▶ Instructions to follow: Leaving out the pictures, transcribe all of the records faithfully.

(Some records)
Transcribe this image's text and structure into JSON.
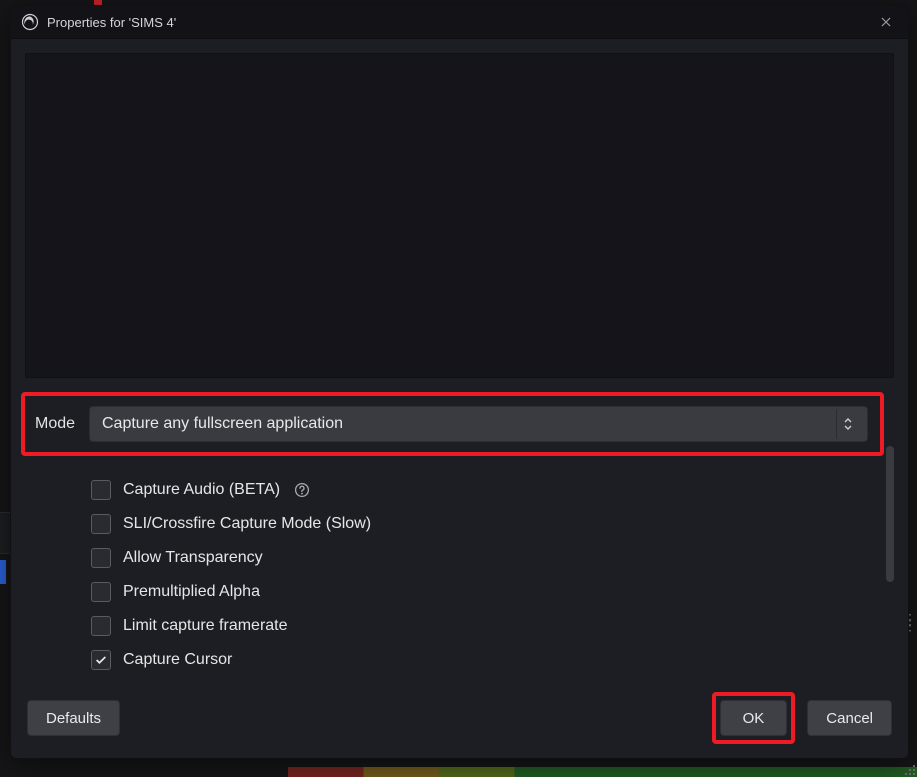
{
  "titlebar": {
    "title": "Properties for 'SIMS 4'"
  },
  "mode": {
    "label": "Mode",
    "value": "Capture any fullscreen application"
  },
  "options": {
    "capture_audio": {
      "label": "Capture Audio (BETA)",
      "checked": false,
      "help": true
    },
    "sli_crossfire": {
      "label": "SLI/Crossfire Capture Mode (Slow)",
      "checked": false
    },
    "allow_trans": {
      "label": "Allow Transparency",
      "checked": false
    },
    "premul_alpha": {
      "label": "Premultiplied Alpha",
      "checked": false
    },
    "limit_fps": {
      "label": "Limit capture framerate",
      "checked": false
    },
    "capture_cursor": {
      "label": "Capture Cursor",
      "checked": true
    }
  },
  "buttons": {
    "defaults": "Defaults",
    "ok": "OK",
    "cancel": "Cancel"
  },
  "colors": {
    "highlight": "#ed1c24"
  }
}
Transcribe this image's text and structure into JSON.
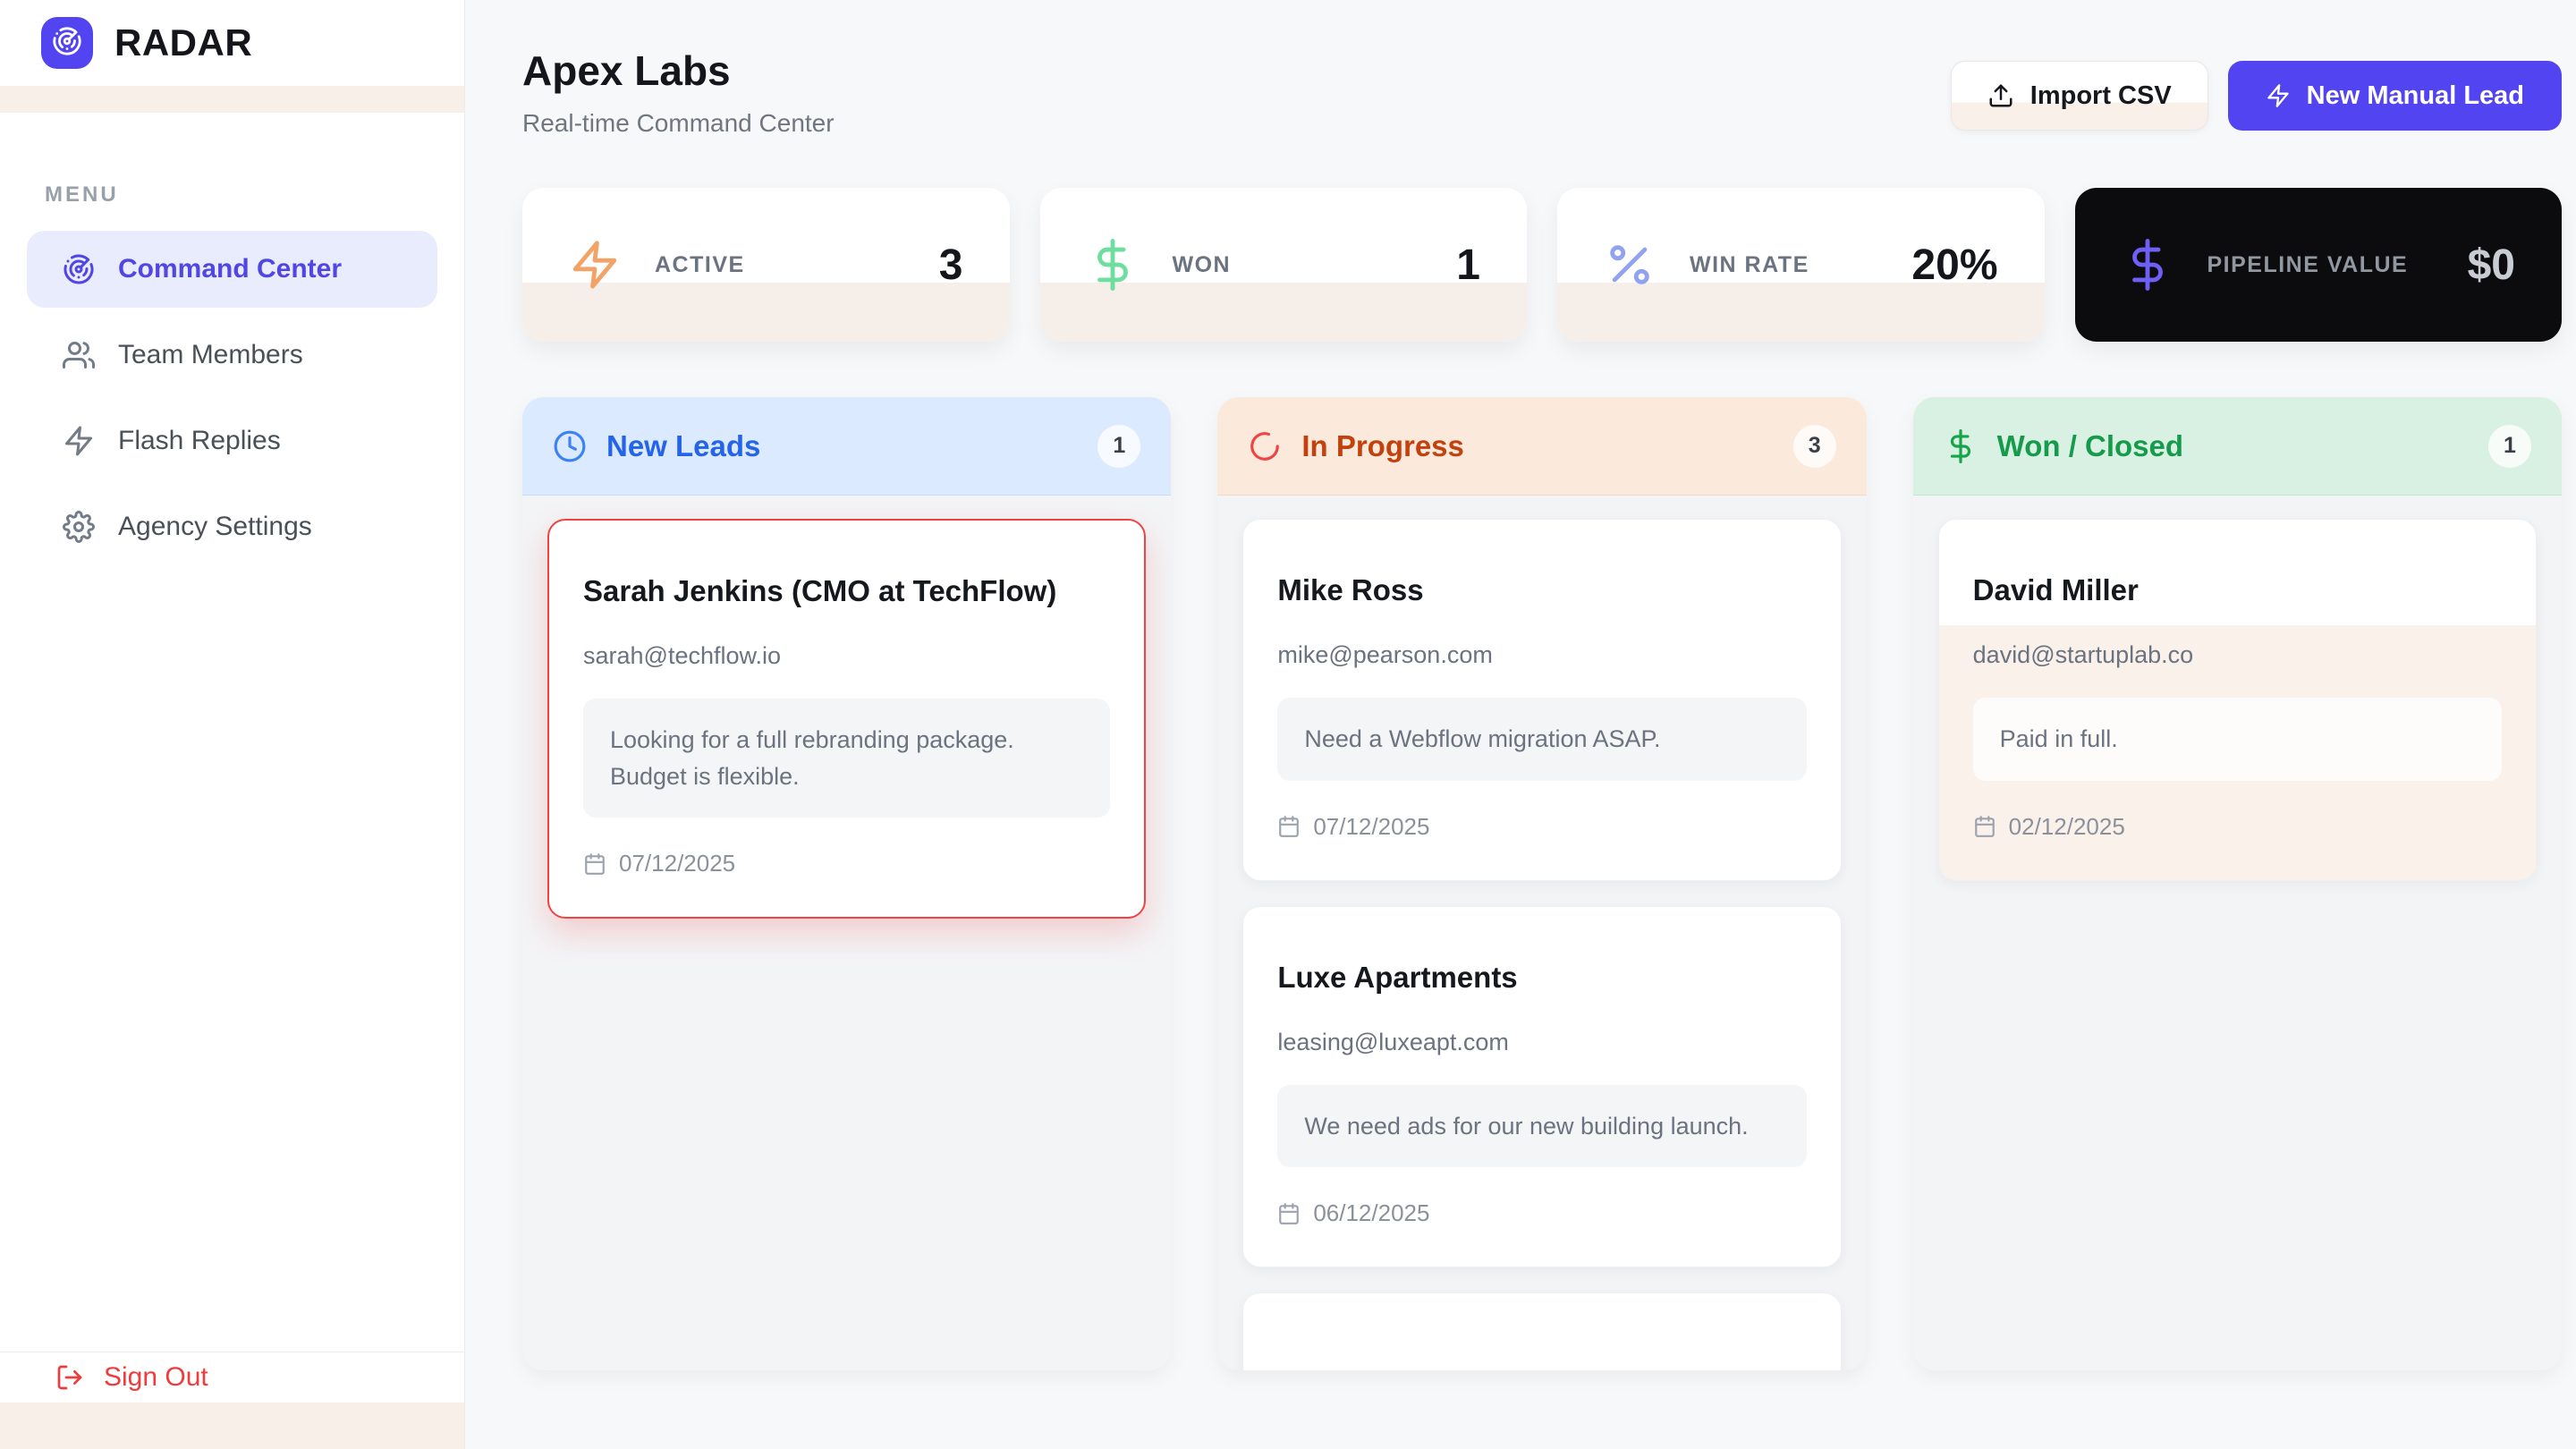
{
  "app": {
    "name": "RADAR"
  },
  "sidebar": {
    "menu_label": "MENU",
    "items": [
      {
        "label": "Command Center",
        "icon": "radar-icon",
        "active": true
      },
      {
        "label": "Team Members",
        "icon": "users-icon",
        "active": false
      },
      {
        "label": "Flash Replies",
        "icon": "zap-icon",
        "active": false
      },
      {
        "label": "Agency Settings",
        "icon": "gear-icon",
        "active": false
      }
    ],
    "sign_out_label": "Sign Out"
  },
  "header": {
    "title": "Apex Labs",
    "subtitle": "Real-time Command Center",
    "import_csv_label": "Import CSV",
    "new_lead_label": "New Manual Lead"
  },
  "stats": [
    {
      "label": "ACTIVE",
      "value": "3",
      "icon": "zap-icon",
      "icon_color": "#f2a368",
      "theme": "light"
    },
    {
      "label": "WON",
      "value": "1",
      "icon": "dollar-icon",
      "icon_color": "#6ede9e",
      "theme": "light"
    },
    {
      "label": "WIN RATE",
      "value": "20%",
      "icon": "percent-icon",
      "icon_color": "#92a2f2",
      "theme": "light"
    },
    {
      "label": "PIPELINE VALUE",
      "value": "$0",
      "icon": "dollar-icon",
      "icon_color": "#6f5ff5",
      "theme": "dark"
    }
  ],
  "board": {
    "columns": [
      {
        "title": "New Leads",
        "count": "1",
        "icon": "clock-icon",
        "theme": "blue",
        "cards": [
          {
            "name": "Sarah Jenkins (CMO at TechFlow)",
            "email": "sarah@techflow.io",
            "note": "Looking for a full rebranding package. Budget is flexible.",
            "date": "07/12/2025",
            "highlight": true
          }
        ]
      },
      {
        "title": "In Progress",
        "count": "3",
        "icon": "loader-icon",
        "theme": "orange",
        "cards": [
          {
            "name": "Mike Ross",
            "email": "mike@pearson.com",
            "note": "Need a Webflow migration ASAP.",
            "date": "07/12/2025"
          },
          {
            "name": "Luxe Apartments",
            "email": "leasing@luxeapt.com",
            "note": "We need ads for our new building launch.",
            "date": "06/12/2025"
          },
          {
            "partial": true
          }
        ]
      },
      {
        "title": "Won / Closed",
        "count": "1",
        "icon": "dollar-icon",
        "theme": "green",
        "cards": [
          {
            "name": "David Miller",
            "email": "david@startuplab.co",
            "note": "Paid in full.",
            "date": "02/12/2025",
            "won": true
          }
        ]
      }
    ]
  },
  "colors": {
    "brand_purple": "#5244f0",
    "active_nav_bg": "#e9ecfd",
    "accent_strip": "#f7efe8",
    "new_leads_bg": "#dbeafe",
    "new_leads_text": "#2563eb",
    "in_progress_bg": "#fbe9dc",
    "in_progress_text": "#c2410c",
    "won_closed_bg": "#d9f1e3",
    "won_closed_text": "#169a4b",
    "highlight_red": "#ef4444",
    "signout_red": "#ef3b3b",
    "dark_card_bg": "#0c0c0e"
  }
}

▶ Result of this exercise:
Transcribe this image's text and structure into JSON.
{
  "titlebar": {
    "title": "Properties for 'SIMS 4'"
  },
  "mode": {
    "label": "Mode",
    "value": "Capture any fullscreen application"
  },
  "options": {
    "capture_audio": {
      "label": "Capture Audio (BETA)",
      "checked": false,
      "help": true
    },
    "sli_crossfire": {
      "label": "SLI/Crossfire Capture Mode (Slow)",
      "checked": false
    },
    "allow_trans": {
      "label": "Allow Transparency",
      "checked": false
    },
    "premul_alpha": {
      "label": "Premultiplied Alpha",
      "checked": false
    },
    "limit_fps": {
      "label": "Limit capture framerate",
      "checked": false
    },
    "capture_cursor": {
      "label": "Capture Cursor",
      "checked": true
    }
  },
  "buttons": {
    "defaults": "Defaults",
    "ok": "OK",
    "cancel": "Cancel"
  },
  "colors": {
    "highlight": "#ed1c24"
  }
}
Transcribe this image's text and structure into JSON.
{
  "app": {
    "name": "RADAR"
  },
  "sidebar": {
    "menu_label": "MENU",
    "items": [
      {
        "label": "Command Center",
        "icon": "radar-icon",
        "active": true
      },
      {
        "label": "Team Members",
        "icon": "users-icon",
        "active": false
      },
      {
        "label": "Flash Replies",
        "icon": "zap-icon",
        "active": false
      },
      {
        "label": "Agency Settings",
        "icon": "gear-icon",
        "active": false
      }
    ],
    "sign_out_label": "Sign Out"
  },
  "header": {
    "title": "Apex Labs",
    "subtitle": "Real-time Command Center",
    "import_csv_label": "Import CSV",
    "new_lead_label": "New Manual Lead"
  },
  "stats": [
    {
      "label": "ACTIVE",
      "value": "3",
      "icon": "zap-icon",
      "icon_color": "#f2a368",
      "theme": "light"
    },
    {
      "label": "WON",
      "value": "1",
      "icon": "dollar-icon",
      "icon_color": "#6ede9e",
      "theme": "light"
    },
    {
      "label": "WIN RATE",
      "value": "20%",
      "icon": "percent-icon",
      "icon_color": "#92a2f2",
      "theme": "light"
    },
    {
      "label": "PIPELINE VALUE",
      "value": "$0",
      "icon": "dollar-icon",
      "icon_color": "#6f5ff5",
      "theme": "dark"
    }
  ],
  "board": {
    "columns": [
      {
        "title": "New Leads",
        "count": "1",
        "icon": "clock-icon",
        "theme": "blue",
        "cards": [
          {
            "name": "Sarah Jenkins (CMO at TechFlow)",
            "email": "sarah@techflow.io",
            "note": "Looking for a full rebranding package. Budget is flexible.",
            "date": "07/12/2025",
            "highlight": true
          }
        ]
      },
      {
        "title": "In Progress",
        "count": "3",
        "icon": "loader-icon",
        "theme": "orange",
        "cards": [
          {
            "name": "Mike Ross",
            "email": "mike@pearson.com",
            "note": "Need a Webflow migration ASAP.",
            "date": "07/12/2025"
          },
          {
            "name": "Luxe Apartments",
            "email": "leasing@luxeapt.com",
            "note": "We need ads for our new building launch.",
            "date": "06/12/2025"
          },
          {
            "partial": true
          }
        ]
      },
      {
        "title": "Won / Closed",
        "count": "1",
        "icon": "dollar-icon",
        "theme": "green",
        "cards": [
          {
            "name": "David Miller",
            "email": "david@startuplab.co",
            "note": "Paid in full.",
            "date": "02/12/2025",
            "won": true
          }
        ]
      }
    ]
  },
  "colors": {
    "brand_purple": "#5244f0",
    "active_nav_bg": "#e9ecfd",
    "accent_strip": "#f7efe8",
    "new_leads_bg": "#dbeafe",
    "new_leads_text": "#2563eb",
    "in_progress_bg": "#fbe9dc",
    "in_progress_text": "#c2410c",
    "won_closed_bg": "#d9f1e3",
    "won_closed_text": "#169a4b",
    "highlight_red": "#ef4444",
    "signout_red": "#ef3b3b",
    "dark_card_bg": "#0c0c0e"
  }
}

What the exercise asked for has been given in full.